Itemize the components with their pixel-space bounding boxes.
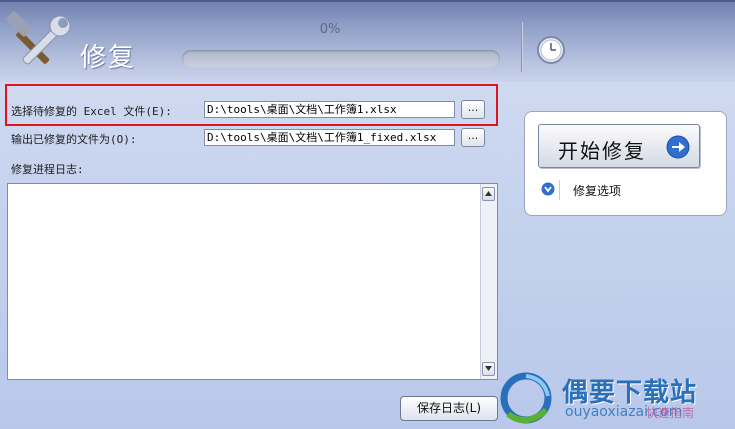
arrow-right-icon <box>666 135 690 159</box>
start-repair-button[interactable]: 开始修复 <box>538 124 700 168</box>
log-textarea[interactable] <box>7 183 498 380</box>
start-repair-label: 开始修复 <box>558 139 646 163</box>
top-edge <box>0 0 735 2</box>
page-title: 修复 <box>80 43 137 73</box>
chevron-up-icon <box>485 191 492 196</box>
output-file-field[interactable]: D:\tools\桌面\文档\工作簿1_fixed.xlsx <box>204 129 455 146</box>
save-log-button[interactable]: 保存日志(L) <box>400 396 498 421</box>
scroll-down-button[interactable] <box>482 362 495 376</box>
repair-options-label: 修复选项 <box>573 184 622 198</box>
header-divider <box>521 22 523 72</box>
action-panel: 开始修复 修复选项 <box>524 111 727 216</box>
clock-icon <box>537 36 565 64</box>
input-file-field[interactable]: D:\tools\桌面\文档\工作簿1.xlsx <box>204 101 455 118</box>
chevron-down-icon <box>485 366 492 371</box>
repair-window: 修复 0% 选择待修复的 Excel 文件(E): D:\tools\桌面\文档… <box>0 0 735 429</box>
scroll-up-button[interactable] <box>482 187 495 201</box>
browse-input-button[interactable]: ... <box>461 100 485 119</box>
options-divider <box>559 180 560 200</box>
chevron-down-circle-icon <box>541 182 555 196</box>
repair-options-toggle[interactable]: 修复选项 <box>539 180 714 200</box>
header-bar: 修复 0% <box>0 0 735 82</box>
site-logo-icon <box>500 372 552 424</box>
browse-output-button[interactable]: ... <box>461 128 485 147</box>
watermark: 偶要下载站 ouyaoxiazai.com 快速指南 <box>496 366 735 429</box>
log-label: 修复进程日志: <box>11 163 84 176</box>
log-scrollbar[interactable] <box>480 184 497 379</box>
tools-icon <box>6 11 71 65</box>
input-file-label: 选择待修复的 Excel 文件(E): <box>11 105 172 118</box>
output-file-label: 输出已修复的文件为(O): <box>11 133 137 146</box>
progress-percent: 0% <box>319 22 341 37</box>
progress-bar <box>182 50 500 68</box>
watermark-slogan: 快速指南 <box>646 406 695 420</box>
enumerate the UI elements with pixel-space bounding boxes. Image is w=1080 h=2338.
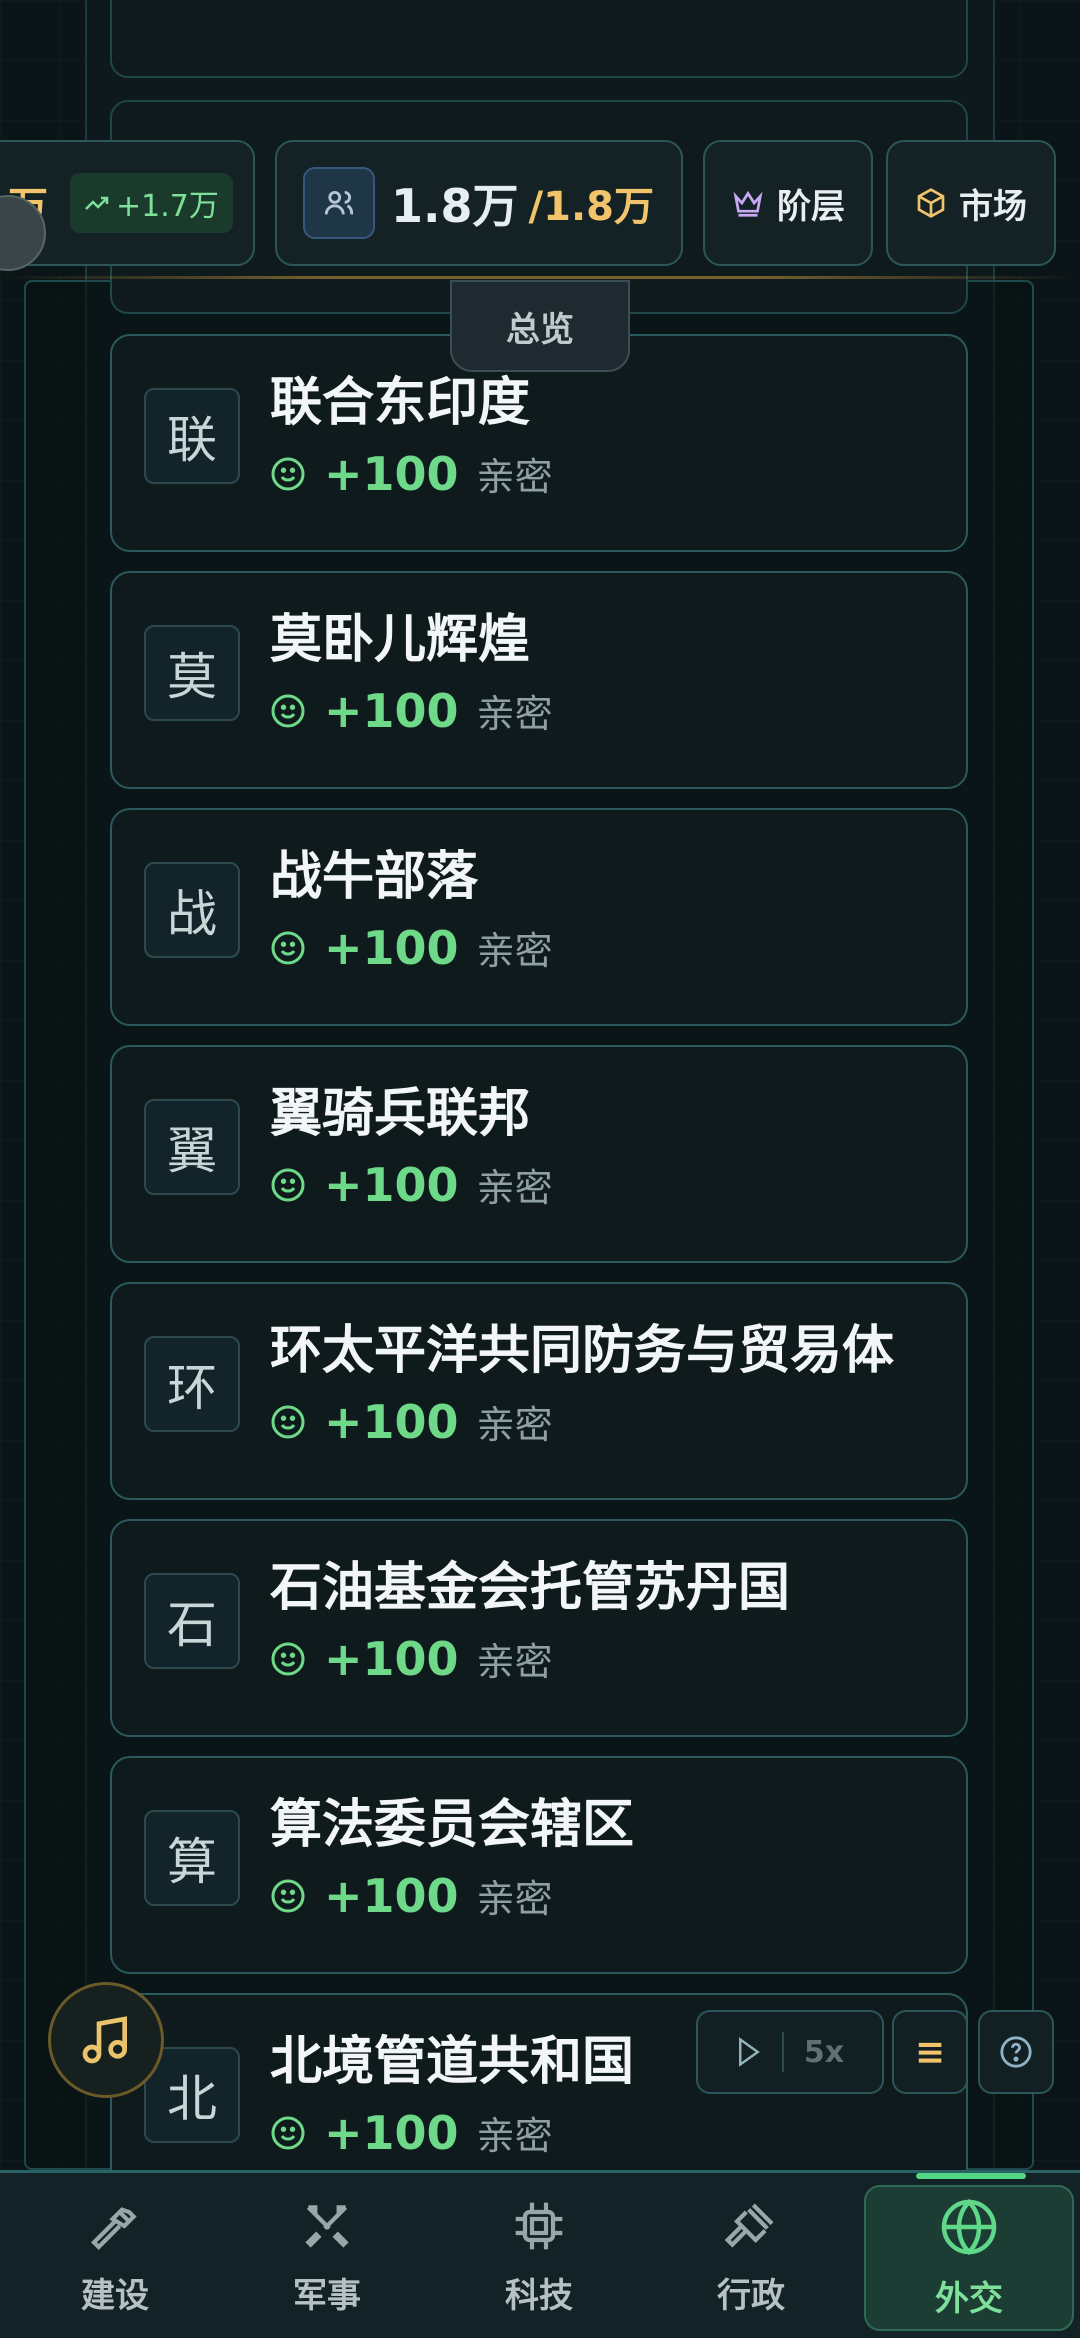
smile-icon [271, 1642, 305, 1675]
nation-initial: 环 [144, 1336, 240, 1432]
nation-name: 莫卧儿辉煌 [270, 610, 531, 670]
menu-icon: ≡ [914, 2031, 946, 2073]
market-button[interactable]: 市场 [886, 140, 1056, 266]
nation-initial: 翼 [144, 1099, 240, 1195]
nav-label: 科技 [505, 2275, 573, 2316]
gavel-icon [724, 2203, 774, 2248]
smile-icon [271, 1405, 305, 1438]
nation-card[interactable]: 翼 翼骑兵联邦 +100 亲密 [110, 1045, 968, 1263]
nation-card[interactable]: 环 环太平洋共同防务与贸易体 +100 亲密 [110, 1282, 968, 1500]
nav-label: 外交 [935, 2278, 1003, 2319]
market-button-label: 市场 [959, 186, 1027, 227]
top-status-bar: 万 +1.7万 1.8万 /1.8万 阶层 市场 [0, 130, 1080, 280]
trend-up-icon [85, 196, 109, 210]
smile-icon [271, 694, 305, 727]
menu-button[interactable]: ≡ [892, 2010, 968, 2094]
nation-name: 北境管道共和国 [270, 2032, 635, 2092]
nation-name: 环太平洋共同防务与贸易体 [270, 1321, 895, 1381]
population-value: 1.8万 [391, 179, 519, 233]
chip-icon [515, 2202, 563, 2249]
speed-multiplier[interactable]: 5x [804, 2035, 844, 2070]
divider [781, 2032, 784, 2072]
relation-row: +100 亲密 [270, 920, 553, 975]
relation-score: +100 [324, 1157, 459, 1212]
relation-score: +100 [324, 683, 459, 738]
nav-item-tech[interactable]: 科技 [434, 2173, 644, 2338]
relation-row: +100 亲密 [270, 1157, 553, 1212]
relation-label: 亲密 [476, 692, 553, 736]
nav-label: 军事 [293, 2275, 361, 2316]
help-button[interactable] [978, 2010, 1054, 2094]
nav-item-build[interactable]: 建设 [10, 2173, 220, 2338]
nation-card[interactable]: 战 战牛部落 +100 亲密 [110, 808, 968, 1026]
smile-icon [271, 2116, 305, 2149]
box-icon [917, 188, 945, 218]
hammer-icon [91, 2206, 137, 2250]
nation-name: 算法委员会辖区 [270, 1795, 635, 1855]
relation-score: +100 [324, 1868, 459, 1923]
globe-icon [941, 2198, 997, 2255]
nav-label: 行政 [717, 2275, 785, 2316]
crown-icon [733, 190, 763, 217]
relation-score: +100 [324, 1631, 459, 1686]
nation-name: 战牛部落 [270, 847, 479, 907]
bottom-navigation: 建设 军事 科技 行政 外交 [0, 2170, 1080, 2338]
relation-label: 亲密 [476, 1166, 553, 1210]
nav-item-diplomacy[interactable]: 外交 [864, 2173, 1074, 2331]
relation-label: 亲密 [476, 2114, 553, 2158]
population-pill[interactable]: 1.8万 /1.8万 [275, 140, 683, 266]
relation-label: 亲密 [476, 1640, 553, 1684]
nation-card[interactable]: 石 石油基金会托管苏丹国 +100 亲密 [110, 1519, 968, 1737]
relation-label: 亲密 [476, 1403, 553, 1447]
play-icon[interactable] [736, 2037, 762, 2067]
relation-score: +100 [324, 446, 459, 501]
crossed-swords-icon [305, 2204, 349, 2248]
relation-row: +100 亲密 [270, 1868, 553, 1923]
header-divider [0, 276, 1080, 279]
relation-score: +100 [324, 1394, 459, 1449]
smile-icon [271, 1168, 305, 1201]
nation-initial: 联 [144, 388, 240, 484]
nav-label: 建设 [81, 2275, 149, 2316]
list-item-partial [110, 0, 968, 78]
smile-icon [271, 457, 305, 490]
nation-initial: 战 [144, 862, 240, 958]
people-icon [303, 167, 375, 239]
population-max: /1.8万 [528, 184, 654, 230]
nation-initial: 算 [144, 1810, 240, 1906]
nation-card[interactable]: 算 算法委员会辖区 +100 亲密 [110, 1756, 968, 1974]
nation-initial: 石 [144, 1573, 240, 1669]
class-button[interactable]: 阶层 [703, 140, 873, 266]
pop-trend-value: +1.7万 [116, 189, 219, 224]
relation-label: 亲密 [476, 929, 553, 973]
relation-row: +100 亲密 [270, 1631, 553, 1686]
game-speed-control[interactable]: 5x [696, 2010, 884, 2094]
nation-initial: 莫 [144, 625, 240, 721]
relation-score: +100 [324, 920, 459, 975]
relation-score: +100 [324, 2105, 459, 2160]
tab-overview[interactable]: 总览 [450, 280, 630, 372]
smile-icon [271, 931, 305, 964]
nav-item-admin[interactable]: 行政 [646, 2173, 856, 2338]
relation-label: 亲密 [476, 455, 553, 499]
help-icon [1000, 2036, 1032, 2068]
relation-row: +100 亲密 [270, 1394, 553, 1449]
relation-row: +100 亲密 [270, 2105, 553, 2160]
nation-card[interactable]: 莫 莫卧儿辉煌 +100 亲密 [110, 571, 968, 789]
nav-item-military[interactable]: 军事 [222, 2173, 432, 2338]
nation-name: 石油基金会托管苏丹国 [270, 1558, 791, 1618]
relation-row: +100 亲密 [270, 683, 553, 738]
smile-icon [271, 1879, 305, 1912]
music-note-icon [82, 2016, 127, 2064]
music-button[interactable] [48, 1982, 164, 2098]
nation-name: 翼骑兵联邦 [270, 1084, 531, 1144]
relation-label: 亲密 [476, 1877, 553, 1921]
pop-trend-badge: +1.7万 [70, 173, 233, 233]
class-button-label: 阶层 [777, 186, 845, 227]
relation-row: +100 亲密 [270, 446, 553, 501]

**Objective:**
Present every line of the two items above as a numbered list, skipping blank lines and leaving out the pictures.

**Answer for the task:**
1. Itemize the components with their pixel-space bounding boxes.
2. arrow-right-icon <box>666 135 690 159</box>
3. start-repair-button[interactable]: 开始修复 <box>538 124 700 168</box>
4. log-textarea[interactable] <box>7 183 498 380</box>
5. start-repair-label: 开始修复 <box>558 139 646 163</box>
6. top-edge <box>0 0 735 2</box>
7. page-title: 修复 <box>80 43 137 73</box>
8. chevron-up-icon <box>485 191 492 196</box>
9. output-file-field[interactable]: D:\tools\桌面\文档\工作簿1_fixed.xlsx <box>204 129 455 146</box>
10. save-log-button[interactable]: 保存日志(L) <box>400 396 498 421</box>
11. scroll-down-button[interactable] <box>482 362 495 376</box>
12. repair-options-label: 修复选项 <box>573 184 622 198</box>
13. header-divider <box>521 22 523 72</box>
14. action-panel: 开始修复 修复选项 <box>524 111 727 216</box>
15. clock-icon <box>537 36 565 64</box>
16. input-file-field[interactable]: D:\tools\桌面\文档\工作簿1.xlsx <box>204 101 455 118</box>
17. chevron-down-icon <box>485 366 492 371</box>
18. repair-window: 修复 0% 选择待修复的 Excel 文件(E): D:\tools\桌面\文档… <box>0 0 735 429</box>
19. scroll-up-button[interactable] <box>482 187 495 201</box>
20. browse-input-button[interactable]: ... <box>461 100 485 119</box>
21. options-divider <box>559 180 560 200</box>
22. chevron-down-circle-icon <box>541 182 555 196</box>
23. repair-options-toggle[interactable]: 修复选项 <box>539 180 714 200</box>
24. header-bar: 修复 0% <box>0 0 735 82</box>
25. site-logo-icon <box>500 372 552 424</box>
26. browse-output-button[interactable]: ... <box>461 128 485 147</box>
27. watermark: 偶要下载站 ouyaoxiazai.com 快速指南 <box>496 366 735 429</box>
28. log-label: 修复进程日志: <box>11 163 84 176</box>
29. log-scrollbar[interactable] <box>480 184 497 379</box>
30. tools-icon <box>6 11 71 65</box>
31. input-file-label: 选择待修复的 Excel 文件(E): <box>11 105 172 118</box>
32. output-file-label: 输出已修复的文件为(O): <box>11 133 137 146</box>
33. progress-percent: 0% <box>319 22 341 37</box>
34. progress-bar <box>182 50 500 68</box>
35. watermark-slogan: 快速指南 <box>646 406 695 420</box>
36. enumerate the UI elements with pixel-space bounding boxes. Image is w=1080 h=2338.
37. smile-icon [271, 1642, 305, 1675]
38. nation-initial: 环 [144, 1336, 240, 1432]
39. nation-name: 莫卧儿辉煌 [270, 610, 531, 670]
40. menu-icon: ≡ [914, 2031, 946, 2073]
41. market-button[interactable]: 市场 [886, 140, 1056, 266]
42. nation-initial: 翼 [144, 1099, 240, 1195]
43. nav-label: 科技 [505, 2275, 573, 2316]
44. gavel-icon [724, 2203, 774, 2248]
45. smile-icon [271, 1405, 305, 1438]
46. nation-card[interactable]: 翼 翼骑兵联邦 +100 亲密 [110, 1045, 968, 1263]
47. nation-card[interactable]: 环 环太平洋共同防务与贸易体 +100 亲密 [110, 1282, 968, 1500]
48. nav-label: 外交 [935, 2278, 1003, 2319]
49. market-button-label: 市场 [959, 186, 1027, 227]
50. top-status-bar: 万 +1.7万 1.8万 /1.8万 阶层 市场 [0, 130, 1080, 280]
51. trend-up-icon [85, 196, 109, 210]
52. smile-icon [271, 694, 305, 727]
53. menu-button[interactable]: ≡ [892, 2010, 968, 2094]
54. nation-name: 北境管道共和国 [270, 2032, 635, 2092]
55. nation-name: 环太平洋共同防务与贸易体 [270, 1321, 895, 1381]
56. population-value: 1.8万 [391, 179, 519, 233]
57. chip-icon [515, 2202, 563, 2249]
58. speed-multiplier[interactable]: 5x [804, 2035, 844, 2070]
59. divider [781, 2032, 784, 2072]
60. relation-row: +100 亲密 [270, 920, 553, 975]
61. relation-score: +100 [324, 1157, 459, 1212]
62. relation-score: +100 [324, 683, 459, 738]
63. nav-item-tech[interactable]: 科技 [434, 2173, 644, 2338]
64. relation-row: +100 亲密 [270, 1157, 553, 1212]
65. relation-label: 亲密 [476, 692, 553, 736]
66. nav-label: 军事 [293, 2275, 361, 2316]
67. help-button[interactable] [978, 2010, 1054, 2094]
68. nav-item-build[interactable]: 建设 [10, 2173, 220, 2338]
69. nation-card[interactable]: 战 战牛部落 +100 亲密 [110, 808, 968, 1026]
70. smile-icon [271, 2116, 305, 2149]
71. box-icon [917, 188, 945, 218]
72. hammer-icon [91, 2206, 137, 2250]
73. nation-name: 算法委员会辖区 [270, 1795, 635, 1855]
74. relation-score: +100 [324, 1868, 459, 1923]
75. globe-icon [941, 2198, 997, 2255]
76. nav-label: 行政 [717, 2275, 785, 2316]
77. crown-icon [733, 190, 763, 217]
78. relation-score: +100 [324, 1631, 459, 1686]
79. nation-name: 战牛部落 [270, 847, 479, 907]
80. bottom-navigation: 建设 军事 科技 行政 外交 [0, 2170, 1080, 2338]
81. relation-label: 亲密 [476, 1166, 553, 1210]
82. nav-item-diplomacy[interactable]: 外交 [864, 2173, 1074, 2331]
83. relation-label: 亲密 [476, 2114, 553, 2158]
84. population-pill[interactable]: 1.8万 /1.8万 [275, 140, 683, 266]
85. relation-label: 亲密 [476, 1640, 553, 1684]
86. nation-card[interactable]: 石 石油基金会托管苏丹国 +100 亲密 [110, 1519, 968, 1737]
87. relation-label: 亲密 [476, 1403, 553, 1447]
88. play-icon[interactable] [736, 2037, 762, 2067]
89. relation-score: +100 [324, 446, 459, 501]
90. crossed-swords-icon [305, 2204, 349, 2248]
91. relation-row: +100 亲密 [270, 1868, 553, 1923]
92. header-divider [0, 276, 1080, 279]
93. relation-score: +100 [324, 1394, 459, 1449]
94. smile-icon [271, 1168, 305, 1201]
95. nation-initial: 联 [144, 388, 240, 484]
96. nav-label: 建设 [81, 2275, 149, 2316]
97. list-item-partial [110, 0, 968, 78]
98. smile-icon [271, 457, 305, 490]
99. nation-initial: 战 [144, 862, 240, 958]
100. people-icon [303, 167, 375, 239]
101. population-max: /1.8万 [528, 184, 654, 230]
102. nation-initial: 算 [144, 1810, 240, 1906]
103. nation-card[interactable]: 算 算法委员会辖区 +100 亲密 [110, 1756, 968, 1974]
104. nation-initial: 石 [144, 1573, 240, 1669]
105. class-button[interactable]: 阶层 [703, 140, 873, 266]
106. pop-trend-value: +1.7万 [116, 189, 219, 224]
107. relation-label: 亲密 [476, 929, 553, 973]
108. relation-row: +100 亲密 [270, 1631, 553, 1686]
109. game-speed-control[interactable]: 5x [696, 2010, 884, 2094]
110. nation-initial: 莫 [144, 625, 240, 721]
111. relation-score: +100 [324, 920, 459, 975]
112. relation-score: +100 [324, 2105, 459, 2160]
113. tab-overview[interactable]: 总览 [450, 280, 630, 372]
114. smile-icon [271, 931, 305, 964]
115. nav-item-admin[interactable]: 行政 [646, 2173, 856, 2338]
116. relation-label: 亲密 [476, 455, 553, 499]
117. help-icon [1000, 2036, 1032, 2068]
118. relation-row: +100 亲密 [270, 1394, 553, 1449]
119. relation-row: +100 亲密 [270, 2105, 553, 2160]
120. nation-card[interactable]: 莫 莫卧儿辉煌 +100 亲密 [110, 571, 968, 789]
121. nav-item-military[interactable]: 军事 [222, 2173, 432, 2338]
122. nation-name: 石油基金会托管苏丹国 [270, 1558, 791, 1618]
123. relation-row: +100 亲密 [270, 683, 553, 738]
124. smile-icon [271, 1879, 305, 1912]
125. music-note-icon [82, 2016, 127, 2064]
126. music-button[interactable] [48, 1982, 164, 2098]
127. nation-name: 翼骑兵联邦 [270, 1084, 531, 1144]
128. relation-label: 亲密 [476, 1877, 553, 1921]
129. pop-trend-badge: +1.7万 [70, 173, 233, 233]
130. class-button-label: 阶层 [777, 186, 845, 227]
131. relation-row: +100 亲密 [270, 446, 553, 501]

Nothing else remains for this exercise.